**YOUR TASK:** The records below are to be repeated in full, exactly as they are.
— start of DATA FOR PROCESSING —
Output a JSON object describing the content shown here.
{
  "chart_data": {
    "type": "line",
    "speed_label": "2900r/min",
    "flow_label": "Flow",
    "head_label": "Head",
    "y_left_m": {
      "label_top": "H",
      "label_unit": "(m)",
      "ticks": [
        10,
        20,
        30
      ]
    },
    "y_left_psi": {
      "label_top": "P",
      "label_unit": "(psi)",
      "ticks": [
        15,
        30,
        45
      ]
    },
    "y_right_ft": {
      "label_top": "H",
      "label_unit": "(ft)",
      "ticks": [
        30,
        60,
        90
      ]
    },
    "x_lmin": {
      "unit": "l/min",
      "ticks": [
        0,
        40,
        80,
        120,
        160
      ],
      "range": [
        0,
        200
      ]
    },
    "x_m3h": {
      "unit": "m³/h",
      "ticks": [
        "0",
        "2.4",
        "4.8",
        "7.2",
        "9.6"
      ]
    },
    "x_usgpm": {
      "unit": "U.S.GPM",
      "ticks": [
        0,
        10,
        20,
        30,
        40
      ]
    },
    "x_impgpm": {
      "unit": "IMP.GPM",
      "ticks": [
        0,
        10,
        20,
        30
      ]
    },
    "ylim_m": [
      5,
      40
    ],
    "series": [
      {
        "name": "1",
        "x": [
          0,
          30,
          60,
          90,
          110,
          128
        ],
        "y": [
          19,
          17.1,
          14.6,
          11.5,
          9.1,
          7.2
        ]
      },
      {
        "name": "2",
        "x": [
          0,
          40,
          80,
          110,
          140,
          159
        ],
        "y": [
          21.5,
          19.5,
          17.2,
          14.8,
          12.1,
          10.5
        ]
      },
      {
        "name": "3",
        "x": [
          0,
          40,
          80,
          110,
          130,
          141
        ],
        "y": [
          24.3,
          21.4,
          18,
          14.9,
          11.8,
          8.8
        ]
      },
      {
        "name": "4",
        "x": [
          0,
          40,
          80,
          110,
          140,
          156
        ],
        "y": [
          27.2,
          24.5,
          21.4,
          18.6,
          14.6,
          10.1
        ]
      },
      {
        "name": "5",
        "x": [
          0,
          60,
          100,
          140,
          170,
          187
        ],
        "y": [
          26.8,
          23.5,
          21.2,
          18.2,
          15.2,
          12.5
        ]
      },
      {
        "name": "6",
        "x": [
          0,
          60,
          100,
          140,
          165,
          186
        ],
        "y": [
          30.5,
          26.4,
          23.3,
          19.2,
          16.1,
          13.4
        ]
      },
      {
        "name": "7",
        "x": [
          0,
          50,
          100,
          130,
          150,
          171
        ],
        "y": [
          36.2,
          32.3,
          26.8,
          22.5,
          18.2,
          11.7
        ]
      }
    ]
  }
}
— end of DATA FOR PROCESSING —
**SOLUTION FOR THIS PROBLEM:**
Output a JSON object describing the content shown here.
{
  "chart_data": {
    "type": "line",
    "speed_label": "2900r/min",
    "flow_label": "Flow",
    "head_label": "Head",
    "y_left_m": {
      "label_top": "H",
      "label_unit": "(m)",
      "ticks": [
        10,
        20,
        30
      ]
    },
    "y_left_psi": {
      "label_top": "P",
      "label_unit": "(psi)",
      "ticks": [
        15,
        30,
        45
      ]
    },
    "y_right_ft": {
      "label_top": "H",
      "label_unit": "(ft)",
      "ticks": [
        30,
        60,
        90
      ]
    },
    "x_lmin": {
      "unit": "l/min",
      "ticks": [
        0,
        40,
        80,
        120,
        160
      ],
      "range": [
        0,
        200
      ]
    },
    "x_m3h": {
      "unit": "m³/h",
      "ticks": [
        "0",
        "2.4",
        "4.8",
        "7.2",
        "9.6"
      ]
    },
    "x_usgpm": {
      "unit": "U.S.GPM",
      "ticks": [
        0,
        10,
        20,
        30,
        40
      ]
    },
    "x_impgpm": {
      "unit": "IMP.GPM",
      "ticks": [
        0,
        10,
        20,
        30
      ]
    },
    "ylim_m": [
      5,
      40
    ],
    "series": [
      {
        "name": "1",
        "x": [
          0,
          30,
          60,
          90,
          110,
          128
        ],
        "y": [
          19,
          17.1,
          14.6,
          11.5,
          9.1,
          7.2
        ]
      },
      {
        "name": "2",
        "x": [
          0,
          40,
          80,
          110,
          140,
          159
        ],
        "y": [
          21.5,
          19.5,
          17.2,
          14.8,
          12.1,
          10.5
        ]
      },
      {
        "name": "3",
        "x": [
          0,
          40,
          80,
          110,
          130,
          141
        ],
        "y": [
          24.3,
          21.4,
          18,
          14.9,
          11.8,
          8.8
        ]
      },
      {
        "name": "4",
        "x": [
          0,
          40,
          80,
          110,
          140,
          156
        ],
        "y": [
          27.2,
          24.5,
          21.4,
          18.6,
          14.6,
          10.1
        ]
      },
      {
        "name": "5",
        "x": [
          0,
          60,
          100,
          140,
          170,
          187
        ],
        "y": [
          26.8,
          23.5,
          21.2,
          18.2,
          15.2,
          12.5
        ]
      },
      {
        "name": "6",
        "x": [
          0,
          60,
          100,
          140,
          165,
          186
        ],
        "y": [
          30.5,
          26.4,
          23.3,
          19.2,
          16.1,
          13.4
        ]
      },
      {
        "name": "7",
        "x": [
          0,
          50,
          100,
          130,
          150,
          171
        ],
        "y": [
          36.2,
          32.3,
          26.8,
          22.5,
          18.2,
          11.7
        ]
      }
    ]
  }
}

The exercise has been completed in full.